### [CHECK YOUR UNDERSTANDING]
• a. In the Rust guides text below, how many native indicators does QuantWave's Rust workspace power?
• b. Restate as a short bulleted list the paragraph of the Rust guides text that begins "QuantWave's Rust workspace powers", keeping its main facts.
• c. Extend the Rust guides text below by writing what would follow its last line.

### [EXCERPTED TEXT]
- - - - - - -

Rust Guides
QuantWave's Rust workspace powers 218 native indicators, Polars integration, and the backtest engine. These guides explain when and how to use Rust directly — without duplicating the full docs.rs API reference.
Short answer
Use Python + Polars (pip install "quantwave[polars]") for research and backtests.
Use Rust crates when embedding indicators in a service, building custom binaries, or contributing to the library.
Choose your path
| Goal | Start here |
|---|---|
| First Rust install | Getting Started: Rust |
| Which crate to import | Crate map |
| Streaming / live loops | Next<T> pattern |
| Simulation without Python | Rust backtest |
| Full API reference | docs.rs — quantwave-core |
Workspace layout
quantwave-core → Next<T> indicators, features, regimes (single source of math)
quantwave-polars → LazyFrame .ta() / .bt() namespace
quantwave-plugins → Polars expression plugins (vectorized UDFs)

- - - - - - -

### [AVAILABLE DATA]
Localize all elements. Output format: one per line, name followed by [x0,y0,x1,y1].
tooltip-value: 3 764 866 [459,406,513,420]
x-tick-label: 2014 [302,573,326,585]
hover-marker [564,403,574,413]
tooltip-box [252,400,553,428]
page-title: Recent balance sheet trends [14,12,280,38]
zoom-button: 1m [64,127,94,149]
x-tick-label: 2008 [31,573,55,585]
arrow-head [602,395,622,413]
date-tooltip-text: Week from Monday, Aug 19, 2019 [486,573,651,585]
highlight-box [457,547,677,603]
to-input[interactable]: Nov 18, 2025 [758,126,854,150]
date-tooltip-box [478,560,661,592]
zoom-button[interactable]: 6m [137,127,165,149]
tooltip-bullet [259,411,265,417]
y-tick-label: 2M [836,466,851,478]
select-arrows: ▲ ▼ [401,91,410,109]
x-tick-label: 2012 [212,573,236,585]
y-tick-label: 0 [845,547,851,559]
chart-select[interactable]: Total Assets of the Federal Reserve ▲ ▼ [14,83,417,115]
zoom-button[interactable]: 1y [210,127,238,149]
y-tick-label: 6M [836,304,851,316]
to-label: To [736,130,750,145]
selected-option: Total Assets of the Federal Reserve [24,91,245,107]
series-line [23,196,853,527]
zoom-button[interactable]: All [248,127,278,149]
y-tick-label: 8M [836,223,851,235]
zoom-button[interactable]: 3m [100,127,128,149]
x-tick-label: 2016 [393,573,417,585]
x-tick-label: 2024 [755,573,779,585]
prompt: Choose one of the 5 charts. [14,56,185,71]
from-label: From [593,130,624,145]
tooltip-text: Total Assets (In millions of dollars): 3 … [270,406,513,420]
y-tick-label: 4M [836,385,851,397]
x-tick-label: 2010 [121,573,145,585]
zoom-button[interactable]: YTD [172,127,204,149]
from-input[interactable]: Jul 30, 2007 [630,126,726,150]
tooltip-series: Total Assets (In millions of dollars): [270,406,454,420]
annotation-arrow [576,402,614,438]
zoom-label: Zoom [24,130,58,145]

- - - - - - -

### [PER-TASK ANSWERS]
• a. 218 native indicators.

• b.
- QuantWave's Rust workspace powers 218 native indicators, Polars integration, and the backtest engine.
- The guides explain when and how to use Rust directly.
- They do not duplicate the full docs.rs API reference.

• c.
quantwave-backtest → Portfolio simulation engine
quantwave → Umbrella re-exports for binary crates
Batch vs streaming parity
Every indicator implements Next<Input> in quantwave-core. That implementation is the single source of truth for:
- Streaming structs (
rsi.next(price)) - Polars batch columns (
.ta().rsi(...)) - Gold-standard validation vectors
Python's quantwave.assert_parity() exists because this contract is enforced in CI.
Next steps
- Crate map → docs.rs links
- SuperTrend steel-thread reference (formula + parity)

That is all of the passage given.